• [What you have to do] Your copy of the material must match it exactly, except that pictures are dropped.

---------- Input material

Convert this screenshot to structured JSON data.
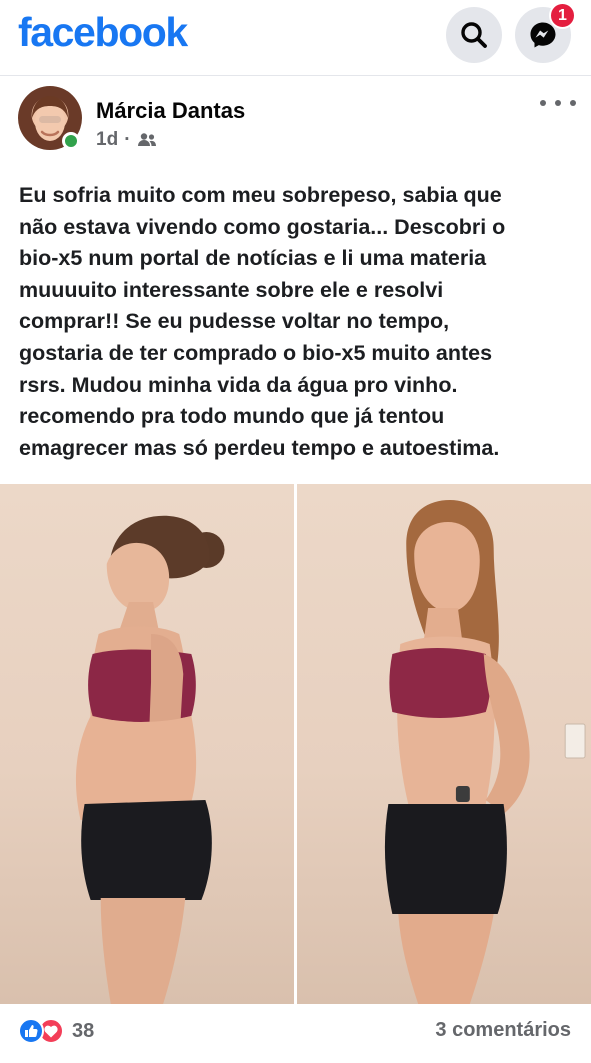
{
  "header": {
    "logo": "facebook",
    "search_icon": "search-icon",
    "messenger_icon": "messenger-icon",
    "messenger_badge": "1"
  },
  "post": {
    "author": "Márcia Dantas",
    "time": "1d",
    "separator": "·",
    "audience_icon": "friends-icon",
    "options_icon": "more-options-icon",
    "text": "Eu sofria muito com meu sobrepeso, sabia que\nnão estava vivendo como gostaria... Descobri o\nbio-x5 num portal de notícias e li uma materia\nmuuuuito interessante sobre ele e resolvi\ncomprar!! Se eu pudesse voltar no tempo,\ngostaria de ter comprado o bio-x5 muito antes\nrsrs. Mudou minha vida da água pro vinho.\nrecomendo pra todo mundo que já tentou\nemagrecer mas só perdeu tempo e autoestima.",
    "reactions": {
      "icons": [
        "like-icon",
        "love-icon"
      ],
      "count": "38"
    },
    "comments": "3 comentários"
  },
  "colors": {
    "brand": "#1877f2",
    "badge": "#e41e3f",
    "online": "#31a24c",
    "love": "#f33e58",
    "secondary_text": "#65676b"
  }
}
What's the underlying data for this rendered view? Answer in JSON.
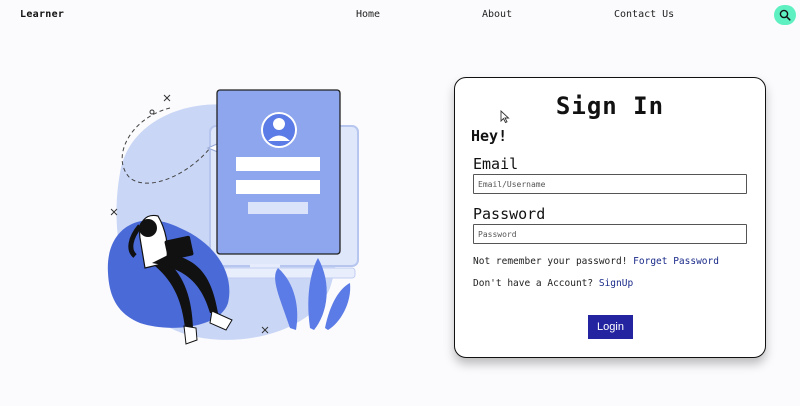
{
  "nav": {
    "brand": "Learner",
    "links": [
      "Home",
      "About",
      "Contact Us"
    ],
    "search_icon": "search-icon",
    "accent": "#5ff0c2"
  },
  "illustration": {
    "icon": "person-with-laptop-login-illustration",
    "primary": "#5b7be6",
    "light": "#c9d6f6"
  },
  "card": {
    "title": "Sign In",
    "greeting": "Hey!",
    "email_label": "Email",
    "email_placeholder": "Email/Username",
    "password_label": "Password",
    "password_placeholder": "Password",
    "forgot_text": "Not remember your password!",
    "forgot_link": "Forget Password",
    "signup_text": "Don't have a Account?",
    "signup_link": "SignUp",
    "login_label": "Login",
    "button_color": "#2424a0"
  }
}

--------------------

• [Exercise answer]
Convert this screenshot to structured JSON data.
{
  "header": {
    "logo": "facebook",
    "search_icon": "search-icon",
    "messenger_icon": "messenger-icon",
    "messenger_badge": "1"
  },
  "post": {
    "author": "Márcia Dantas",
    "time": "1d",
    "separator": "·",
    "audience_icon": "friends-icon",
    "options_icon": "more-options-icon",
    "text": "Eu sofria muito com meu sobrepeso, sabia que\nnão estava vivendo como gostaria... Descobri o\nbio-x5 num portal de notícias e li uma materia\nmuuuuito interessante sobre ele e resolvi\ncomprar!! Se eu pudesse voltar no tempo,\ngostaria de ter comprado o bio-x5 muito antes\nrsrs. Mudou minha vida da água pro vinho.\nrecomendo pra todo mundo que já tentou\nemagrecer mas só perdeu tempo e autoestima.",
    "reactions": {
      "icons": [
        "like-icon",
        "love-icon"
      ],
      "count": "38"
    },
    "comments": "3 comentários"
  },
  "colors": {
    "brand": "#1877f2",
    "badge": "#e41e3f",
    "online": "#31a24c",
    "love": "#f33e58",
    "secondary_text": "#65676b"
  }
}
What's the underlying data for this rendered view? Answer in JSON.
{
  "nav": {
    "brand": "Learner",
    "links": [
      "Home",
      "About",
      "Contact Us"
    ],
    "search_icon": "search-icon",
    "accent": "#5ff0c2"
  },
  "illustration": {
    "icon": "person-with-laptop-login-illustration",
    "primary": "#5b7be6",
    "light": "#c9d6f6"
  },
  "card": {
    "title": "Sign In",
    "greeting": "Hey!",
    "email_label": "Email",
    "email_placeholder": "Email/Username",
    "password_label": "Password",
    "password_placeholder": "Password",
    "forgot_text": "Not remember your password!",
    "forgot_link": "Forget Password",
    "signup_text": "Don't have a Account?",
    "signup_link": "SignUp",
    "login_label": "Login",
    "button_color": "#2424a0"
  }
}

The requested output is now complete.